> SHORT EXERCISE
Copy out all the lines exactly. Omit pictures.

#### PROVIDED RECORDS

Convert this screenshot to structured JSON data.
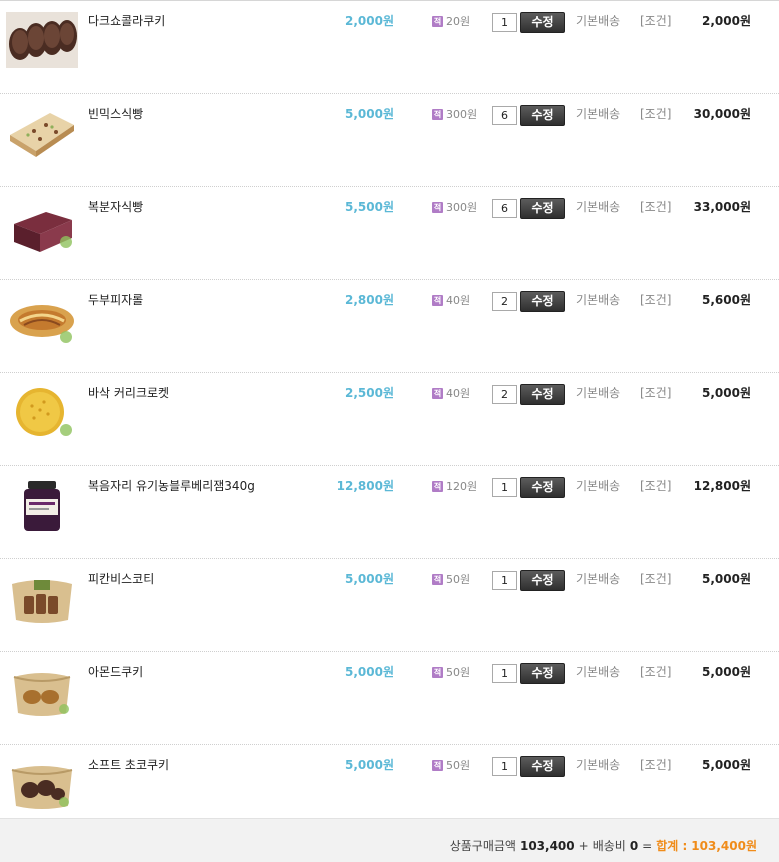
{
  "cart": {
    "items": [
      {
        "name": "다크쇼콜라쿠키",
        "price": "2,000원",
        "point": "20원",
        "qty": "1",
        "edit_label": "수정",
        "shipping": "기본배송",
        "condition": "[조건]",
        "subtotal": "2,000원",
        "image": "dark-chocolate-cookie-image"
      },
      {
        "name": "빈믹스식빵",
        "price": "5,000원",
        "point": "300원",
        "qty": "6",
        "edit_label": "수정",
        "shipping": "기본배송",
        "condition": "[조건]",
        "subtotal": "30,000원",
        "image": "bean-mix-bread-image"
      },
      {
        "name": "복분자식빵",
        "price": "5,500원",
        "point": "300원",
        "qty": "6",
        "edit_label": "수정",
        "shipping": "기본배송",
        "condition": "[조건]",
        "subtotal": "33,000원",
        "image": "raspberry-bread-image"
      },
      {
        "name": "두부피자롤",
        "price": "2,800원",
        "point": "40원",
        "qty": "2",
        "edit_label": "수정",
        "shipping": "기본배송",
        "condition": "[조건]",
        "subtotal": "5,600원",
        "image": "tofu-pizza-roll-image"
      },
      {
        "name": "바삭 커리크로켓",
        "price": "2,500원",
        "point": "40원",
        "qty": "2",
        "edit_label": "수정",
        "shipping": "기본배송",
        "condition": "[조건]",
        "subtotal": "5,000원",
        "image": "curry-croquette-image"
      },
      {
        "name": "복음자리 유기농블루베리잼340g",
        "price": "12,800원",
        "point": "120원",
        "qty": "1",
        "edit_label": "수정",
        "shipping": "기본배송",
        "condition": "[조건]",
        "subtotal": "12,800원",
        "image": "blueberry-jam-image"
      },
      {
        "name": "피칸비스코티",
        "price": "5,000원",
        "point": "50원",
        "qty": "1",
        "edit_label": "수정",
        "shipping": "기본배송",
        "condition": "[조건]",
        "subtotal": "5,000원",
        "image": "pecan-biscotti-image"
      },
      {
        "name": "아몬드쿠키",
        "price": "5,000원",
        "point": "50원",
        "qty": "1",
        "edit_label": "수정",
        "shipping": "기본배송",
        "condition": "[조건]",
        "subtotal": "5,000원",
        "image": "almond-cookie-image"
      },
      {
        "name": "소프트 초코쿠키",
        "price": "5,000원",
        "point": "50원",
        "qty": "1",
        "edit_label": "수정",
        "shipping": "기본배송",
        "condition": "[조건]",
        "subtotal": "5,000원",
        "image": "soft-choco-cookie-image"
      }
    ],
    "point_icon_glyph": "적",
    "summary": {
      "product_total_label": "상품구매금액",
      "product_total": "103,400",
      "plus": "+",
      "shipping_label": "배송비",
      "shipping_fee": "0",
      "equals": "=",
      "total_label": "합계 :",
      "total": "103,400원"
    },
    "colors": {
      "price": "#5bb8d6",
      "total": "#f08c1a",
      "point_icon": "#b07cc6"
    }
  }
}
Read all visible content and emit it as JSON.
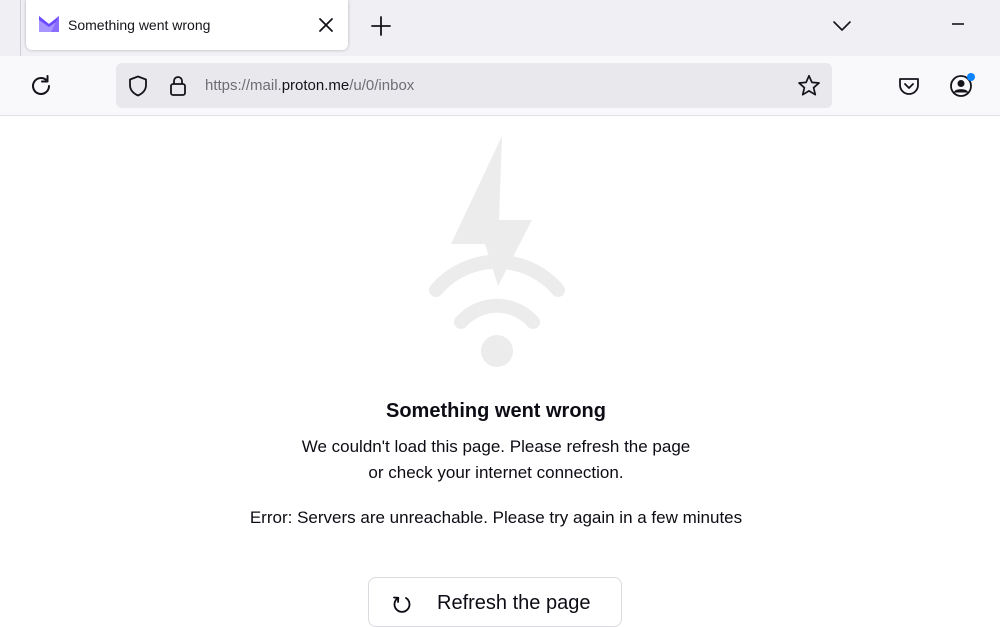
{
  "browser": {
    "tab": {
      "title": "Something went wrong",
      "favicon": "proton-mail-icon"
    },
    "url": {
      "prefix": "https://mail.",
      "domain": "proton.me",
      "path": "/u/0/inbox"
    }
  },
  "error": {
    "title": "Something went wrong",
    "message": "We couldn't load this page. Please refresh the page or check your internet connection.",
    "detail": "Error: Servers are unreachable. Please try again in a few minutes",
    "refresh_label": "Refresh the page"
  },
  "colors": {
    "accent": "#6d4aff",
    "notification_dot": "#0a84ff",
    "illustration": "#ececec"
  }
}
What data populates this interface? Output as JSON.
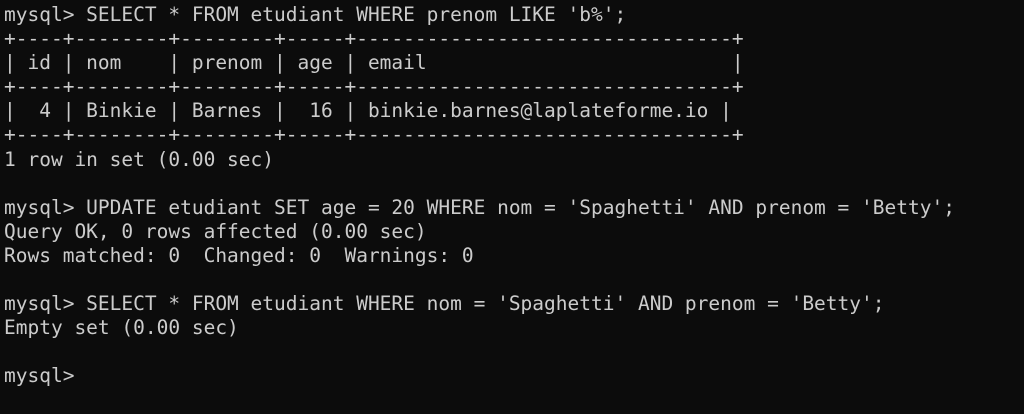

########

> RESULT OF THIS EXERCISE
Convert this screenshot to structured JSON data.
{
  "cart": {
    "items": [
      {
        "name": "다크쇼콜라쿠키",
        "price": "2,000원",
        "point": "20원",
        "qty": "1",
        "edit_label": "수정",
        "shipping": "기본배송",
        "condition": "[조건]",
        "subtotal": "2,000원",
        "image": "dark-chocolate-cookie-image"
      },
      {
        "name": "빈믹스식빵",
        "price": "5,000원",
        "point": "300원",
        "qty": "6",
        "edit_label": "수정",
        "shipping": "기본배송",
        "condition": "[조건]",
        "subtotal": "30,000원",
        "image": "bean-mix-bread-image"
      },
      {
        "name": "복분자식빵",
        "price": "5,500원",
        "point": "300원",
        "qty": "6",
        "edit_label": "수정",
        "shipping": "기본배송",
        "condition": "[조건]",
        "subtotal": "33,000원",
        "image": "raspberry-bread-image"
      },
      {
        "name": "두부피자롤",
        "price": "2,800원",
        "point": "40원",
        "qty": "2",
        "edit_label": "수정",
        "shipping": "기본배송",
        "condition": "[조건]",
        "subtotal": "5,600원",
        "image": "tofu-pizza-roll-image"
      },
      {
        "name": "바삭 커리크로켓",
        "price": "2,500원",
        "point": "40원",
        "qty": "2",
        "edit_label": "수정",
        "shipping": "기본배송",
        "condition": "[조건]",
        "subtotal": "5,000원",
        "image": "curry-croquette-image"
      },
      {
        "name": "복음자리 유기농블루베리잼340g",
        "price": "12,800원",
        "point": "120원",
        "qty": "1",
        "edit_label": "수정",
        "shipping": "기본배송",
        "condition": "[조건]",
        "subtotal": "12,800원",
        "image": "blueberry-jam-image"
      },
      {
        "name": "피칸비스코티",
        "price": "5,000원",
        "point": "50원",
        "qty": "1",
        "edit_label": "수정",
        "shipping": "기본배송",
        "condition": "[조건]",
        "subtotal": "5,000원",
        "image": "pecan-biscotti-image"
      },
      {
        "name": "아몬드쿠키",
        "price": "5,000원",
        "point": "50원",
        "qty": "1",
        "edit_label": "수정",
        "shipping": "기본배송",
        "condition": "[조건]",
        "subtotal": "5,000원",
        "image": "almond-cookie-image"
      },
      {
        "name": "소프트 초코쿠키",
        "price": "5,000원",
        "point": "50원",
        "qty": "1",
        "edit_label": "수정",
        "shipping": "기본배송",
        "condition": "[조건]",
        "subtotal": "5,000원",
        "image": "soft-choco-cookie-image"
      }
    ],
    "point_icon_glyph": "적",
    "summary": {
      "product_total_label": "상품구매금액",
      "product_total": "103,400",
      "plus": "+",
      "shipping_label": "배송비",
      "shipping_fee": "0",
      "equals": "=",
      "total_label": "합계 :",
      "total": "103,400원"
    },
    "colors": {
      "price": "#5bb8d6",
      "total": "#f08c1a",
      "point_icon": "#b07cc6"
    }
  }
}
Read all visible content and emit it as JSON.
{
  "browser": {
    "tab": {
      "title": "Something went wrong",
      "favicon": "proton-mail-icon"
    },
    "url": {
      "prefix": "https://mail.",
      "domain": "proton.me",
      "path": "/u/0/inbox"
    }
  },
  "error": {
    "title": "Something went wrong",
    "message": "We couldn't load this page. Please refresh the page or check your internet connection.",
    "detail": "Error: Servers are unreachable. Please try again in a few minutes",
    "refresh_label": "Refresh the page"
  },
  "colors": {
    "accent": "#6d4aff",
    "notification_dot": "#0a84ff",
    "illustration": "#ececec"
  }
}
What data populates this interface? Output as JSON.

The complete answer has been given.